» **Material provided**:
:::::

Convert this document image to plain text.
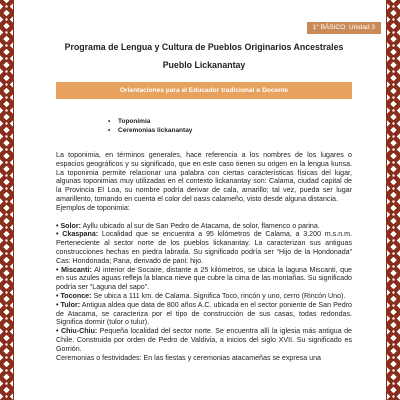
1° BÁSICO Unidad 3
Programa de Lengua y Cultura de Pueblos Originarios Ancestrales
Pueblo Lickanantay
Orientaciones para el Educador tradicional o Docente
• Toponimia
• Ceremonias lickanantay

La toponimia, en términos generales, hace referencia a los nombres de los lugares o espacios geográficos y su significado, que en este caso tienen su origen en la lengua kunsa. La toponimia permite relacionar una palabra con ciertas características físicas del lugar, algunas toponimias muy utilizadas en el contexto lickanantay son: Calama, ciudad capital de la Provincia El Loa, su nombre podría derivar de cala, amarillo; tal vez, pueda ser lugar amarillento, tomando en cuenta el color del oasis calameño, visto desde alguna distancia.

Ejemplos de toponimia:

• Solor: Ayllu ubicado al sur de San Pedro de Atacama, de solor, flamenco o parina.

• Ckaspana: Localidad que se encuentra a 95 kilómetros de Calama, a 3.200 m.s.n.m. Perteneciente al sector norte de los pueblos lickanantay. La caracterizan sus antiguas construcciones hechas en piedra labrada. Su significado podría ser “Hijo de la Hondonada” Cas: Hondonada; Pana, derivado de pani: hijo.

• Miscanti: Al interior de Socaire, distante a 25 kilómetros, se ubica la laguna Miscanti, que en sus azules aguas refleja la blanca nieve que cubre la cima de las montañas. Su significado podría ser “Laguna del sapo”.

• Toconce: Se ubica a 111 km. de Calama. Significa Toco, rincón y uno, cerro (Rincón Uno).

• Tulor: Antigua aldea que data de 800 años A.C. ubicada en el sector poniente de San Pedro de Atacama, se caracteriza por el tipo de construcción de sus casas, todas redondas. Significa dormir (tulor o tulur).

• Chiu-Chiu: Pequeña localidad del sector norte. Se encuentra allí la iglesia más antigua de Chile. Construida por orden de Pedro de Valdivia, a inicios del siglo XVII. Su significado es Gorrión.

Ceremonias o festividades: En las fiestas y ceremonias atacameñas se expresa una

:::::

Go through the records and copy each line with "Ceremonias" in it.

• Ceremonias lickanantay
Ceremonias o festividades: En las fiestas y ceremonias atacameñas se expresa una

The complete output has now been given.